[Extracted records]
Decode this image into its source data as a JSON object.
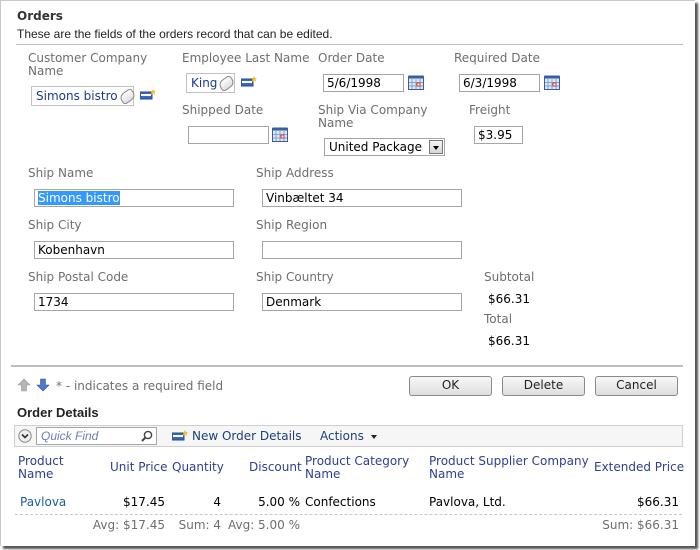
{
  "form": {
    "title": "Orders",
    "description": "These are the fields of the orders record that can be edited."
  },
  "fields": {
    "customer_company_name": {
      "label_line1": "Customer Company",
      "label_line2": "Name",
      "value": "Simons bistro"
    },
    "employee_last_name": {
      "label": "Employee Last Name",
      "value": "King"
    },
    "order_date": {
      "label": "Order Date",
      "value": "5/6/1998"
    },
    "required_date": {
      "label": "Required Date",
      "value": "6/3/1998"
    },
    "shipped_date": {
      "label": "Shipped Date",
      "value": ""
    },
    "ship_via_company_name": {
      "label_line1": "Ship Via Company",
      "label_line2": "Name",
      "value": "United Package"
    },
    "freight": {
      "label": "Freight",
      "value": "$3.95"
    },
    "ship_name": {
      "label": "Ship Name",
      "value": "Simons bistro"
    },
    "ship_address": {
      "label": "Ship Address",
      "value": "Vinbæltet 34"
    },
    "ship_city": {
      "label": "Ship City",
      "value": "Kobenhavn"
    },
    "ship_region": {
      "label": "Ship Region",
      "value": ""
    },
    "ship_postal_code": {
      "label": "Ship Postal Code",
      "value": "1734"
    },
    "ship_country": {
      "label": "Ship Country",
      "value": "Denmark"
    },
    "subtotal": {
      "label": "Subtotal",
      "value": "$66.31"
    },
    "total": {
      "label": "Total",
      "value": "$66.31"
    }
  },
  "footer": {
    "required_note": "* - indicates a required field",
    "buttons": {
      "ok": "OK",
      "delete": "Delete",
      "cancel": "Cancel"
    }
  },
  "order_details": {
    "title": "Order Details",
    "toolbar": {
      "quick_find_placeholder": "Quick Find",
      "new_label": "New Order Details",
      "actions_label": "Actions"
    },
    "columns": [
      {
        "line1": "Product",
        "line2": "Name"
      },
      {
        "line1": "Unit Price",
        "line2": ""
      },
      {
        "line1": "Quantity",
        "line2": ""
      },
      {
        "line1": "Discount",
        "line2": ""
      },
      {
        "line1": "Product Category",
        "line2": "Name"
      },
      {
        "line1": "Product Supplier Company",
        "line2": "Name"
      },
      {
        "line1": "Extended Price",
        "line2": ""
      }
    ],
    "rows": [
      {
        "product_name": "Pavlova",
        "unit_price": "$17.45",
        "quantity": "4",
        "discount": "5.00 %",
        "category": "Confections",
        "supplier": "Pavlova, Ltd.",
        "extended_price": "$66.31"
      }
    ],
    "aggregates": {
      "unit_price": "Avg: $17.45",
      "quantity": "Sum: 4",
      "discount": "Avg: 5.00 %",
      "extended_price": "Sum: $66.31"
    }
  }
}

Problem: Copy the whole of the material above exactly, but not its images.

Full output:
Decode this image into its source data as a JSON object.
{
  "form": {
    "title": "Orders",
    "description": "These are the fields of the orders record that can be edited."
  },
  "fields": {
    "customer_company_name": {
      "label_line1": "Customer Company",
      "label_line2": "Name",
      "value": "Simons bistro"
    },
    "employee_last_name": {
      "label": "Employee Last Name",
      "value": "King"
    },
    "order_date": {
      "label": "Order Date",
      "value": "5/6/1998"
    },
    "required_date": {
      "label": "Required Date",
      "value": "6/3/1998"
    },
    "shipped_date": {
      "label": "Shipped Date",
      "value": ""
    },
    "ship_via_company_name": {
      "label_line1": "Ship Via Company",
      "label_line2": "Name",
      "value": "United Package"
    },
    "freight": {
      "label": "Freight",
      "value": "$3.95"
    },
    "ship_name": {
      "label": "Ship Name",
      "value": "Simons bistro"
    },
    "ship_address": {
      "label": "Ship Address",
      "value": "Vinbæltet 34"
    },
    "ship_city": {
      "label": "Ship City",
      "value": "Kobenhavn"
    },
    "ship_region": {
      "label": "Ship Region",
      "value": ""
    },
    "ship_postal_code": {
      "label": "Ship Postal Code",
      "value": "1734"
    },
    "ship_country": {
      "label": "Ship Country",
      "value": "Denmark"
    },
    "subtotal": {
      "label": "Subtotal",
      "value": "$66.31"
    },
    "total": {
      "label": "Total",
      "value": "$66.31"
    }
  },
  "footer": {
    "required_note": "* - indicates a required field",
    "buttons": {
      "ok": "OK",
      "delete": "Delete",
      "cancel": "Cancel"
    }
  },
  "order_details": {
    "title": "Order Details",
    "toolbar": {
      "quick_find_placeholder": "Quick Find",
      "new_label": "New Order Details",
      "actions_label": "Actions"
    },
    "columns": [
      {
        "line1": "Product",
        "line2": "Name"
      },
      {
        "line1": "Unit Price",
        "line2": ""
      },
      {
        "line1": "Quantity",
        "line2": ""
      },
      {
        "line1": "Discount",
        "line2": ""
      },
      {
        "line1": "Product Category",
        "line2": "Name"
      },
      {
        "line1": "Product Supplier Company",
        "line2": "Name"
      },
      {
        "line1": "Extended Price",
        "line2": ""
      }
    ],
    "rows": [
      {
        "product_name": "Pavlova",
        "unit_price": "$17.45",
        "quantity": "4",
        "discount": "5.00 %",
        "category": "Confections",
        "supplier": "Pavlova, Ltd.",
        "extended_price": "$66.31"
      }
    ],
    "aggregates": {
      "unit_price": "Avg: $17.45",
      "quantity": "Sum: 4",
      "discount": "Avg: 5.00 %",
      "extended_price": "Sum: $66.31"
    }
  }
}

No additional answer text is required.